:: To be done ::
Leave the pictures out, and retype all of the material exactly as written.

BEGIN Source material

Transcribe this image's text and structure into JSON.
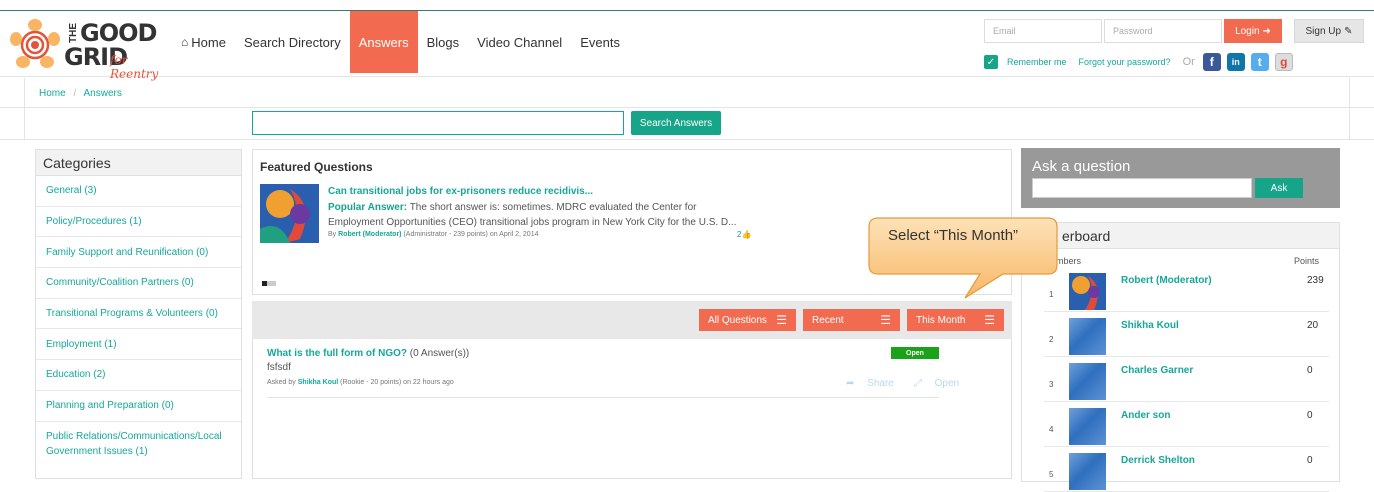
{
  "header": {
    "logo": {
      "the": "THE",
      "good": "GOOD",
      "grid": "GRID",
      "tagline": "for Reentry"
    },
    "nav": [
      {
        "label": "Home",
        "active": false,
        "icon": "home-icon"
      },
      {
        "label": "Search Directory",
        "active": false
      },
      {
        "label": "Answers",
        "active": true
      },
      {
        "label": "Blogs",
        "active": false
      },
      {
        "label": "Video Channel",
        "active": false
      },
      {
        "label": "Events",
        "active": false
      }
    ],
    "login": {
      "email_placeholder": "Email",
      "password_placeholder": "Password",
      "login_label": "Login",
      "signup_label": "Sign Up",
      "remember_label": "Remember me",
      "forgot_label": "Forgot your password?",
      "or_label": "Or",
      "social": [
        "facebook-icon",
        "linkedin-icon",
        "twitter-icon",
        "google-icon"
      ]
    }
  },
  "breadcrumb": {
    "home": "Home",
    "separator": "/",
    "current": "Answers"
  },
  "search": {
    "button_label": "Search Answers",
    "value": ""
  },
  "categories": {
    "title": "Categories",
    "items": [
      "General (3)",
      "Policy/Procedures (1)",
      "Family Support and Reunification (0)",
      "Community/Coalition Partners (0)",
      "Transitional Programs & Volunteers (0)",
      "Employment (1)",
      "Education (2)",
      "Planning and Preparation (0)",
      "Public Relations/Communications/Local Government Issues (1)"
    ]
  },
  "featured": {
    "title": "Featured Questions",
    "question": "Can transitional jobs for ex-prisoners reduce recidivis...",
    "popular_label": "Popular Answer:",
    "answer": "The short answer is: sometimes. MDRC evaluated the Center for Employment Opportunities (CEO) transitional jobs program in New York City for the U.S. D...",
    "by": "By",
    "author": "Robert (Moderator)",
    "author_meta": "(Administrator - 239 points)  on April 2, 2014",
    "likes": "2"
  },
  "filters": {
    "all_questions": "All Questions",
    "recent": "Recent",
    "this_month": "This Month"
  },
  "question": {
    "title": "What is the full form of NGO?",
    "count": "(0 Answer(s))",
    "body": "fsfsdf",
    "asked_by": "Asked by",
    "author": "Shikha Koul",
    "author_meta": "(Rookie - 20 points)  on 22 hours ago",
    "status": "Open",
    "share_label": "Share",
    "open_label": "Open"
  },
  "ask": {
    "title": "Ask a question",
    "button_label": "Ask"
  },
  "leaderboard": {
    "title": "erboard",
    "members_label": "mbers",
    "points_label": "Points",
    "rows": [
      {
        "rank": "1",
        "name": "Robert (Moderator)",
        "points": "239"
      },
      {
        "rank": "2",
        "name": "Shikha Koul",
        "points": "20"
      },
      {
        "rank": "3",
        "name": "Charles Garner",
        "points": "0"
      },
      {
        "rank": "4",
        "name": "Ander son",
        "points": "0"
      },
      {
        "rank": "5",
        "name": "Derrick Shelton",
        "points": "0"
      }
    ]
  },
  "callout": {
    "text": "Select “This Month”"
  },
  "colors": {
    "accent": "#f26a4f",
    "teal": "#17a58a",
    "link": "#15a89a",
    "callout": "#f9c27c"
  }
}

END Source material

:: Complete answer ::
Transcribe this image's text and structure into JSON.
{
  "header": {
    "logo": {
      "the": "THE",
      "good": "GOOD",
      "grid": "GRID",
      "tagline": "for Reentry"
    },
    "nav": [
      {
        "label": "Home",
        "active": false,
        "icon": "home-icon"
      },
      {
        "label": "Search Directory",
        "active": false
      },
      {
        "label": "Answers",
        "active": true
      },
      {
        "label": "Blogs",
        "active": false
      },
      {
        "label": "Video Channel",
        "active": false
      },
      {
        "label": "Events",
        "active": false
      }
    ],
    "login": {
      "email_placeholder": "Email",
      "password_placeholder": "Password",
      "login_label": "Login",
      "signup_label": "Sign Up",
      "remember_label": "Remember me",
      "forgot_label": "Forgot your password?",
      "or_label": "Or",
      "social": [
        "facebook-icon",
        "linkedin-icon",
        "twitter-icon",
        "google-icon"
      ]
    }
  },
  "breadcrumb": {
    "home": "Home",
    "separator": "/",
    "current": "Answers"
  },
  "search": {
    "button_label": "Search Answers",
    "value": ""
  },
  "categories": {
    "title": "Categories",
    "items": [
      "General (3)",
      "Policy/Procedures (1)",
      "Family Support and Reunification (0)",
      "Community/Coalition Partners (0)",
      "Transitional Programs & Volunteers (0)",
      "Employment (1)",
      "Education (2)",
      "Planning and Preparation (0)",
      "Public Relations/Communications/Local Government Issues (1)"
    ]
  },
  "featured": {
    "title": "Featured Questions",
    "question": "Can transitional jobs for ex-prisoners reduce recidivis...",
    "popular_label": "Popular Answer:",
    "answer": "The short answer is: sometimes. MDRC evaluated the Center for Employment Opportunities (CEO) transitional jobs program in New York City for the U.S. D...",
    "by": "By",
    "author": "Robert (Moderator)",
    "author_meta": "(Administrator - 239 points)  on April 2, 2014",
    "likes": "2"
  },
  "filters": {
    "all_questions": "All Questions",
    "recent": "Recent",
    "this_month": "This Month"
  },
  "question": {
    "title": "What is the full form of NGO?",
    "count": "(0 Answer(s))",
    "body": "fsfsdf",
    "asked_by": "Asked by",
    "author": "Shikha Koul",
    "author_meta": "(Rookie - 20 points)  on 22 hours ago",
    "status": "Open",
    "share_label": "Share",
    "open_label": "Open"
  },
  "ask": {
    "title": "Ask a question",
    "button_label": "Ask"
  },
  "leaderboard": {
    "title": "erboard",
    "members_label": "mbers",
    "points_label": "Points",
    "rows": [
      {
        "rank": "1",
        "name": "Robert (Moderator)",
        "points": "239"
      },
      {
        "rank": "2",
        "name": "Shikha Koul",
        "points": "20"
      },
      {
        "rank": "3",
        "name": "Charles Garner",
        "points": "0"
      },
      {
        "rank": "4",
        "name": "Ander son",
        "points": "0"
      },
      {
        "rank": "5",
        "name": "Derrick Shelton",
        "points": "0"
      }
    ]
  },
  "callout": {
    "text": "Select “This Month”"
  },
  "colors": {
    "accent": "#f26a4f",
    "teal": "#17a58a",
    "link": "#15a89a",
    "callout": "#f9c27c"
  }
}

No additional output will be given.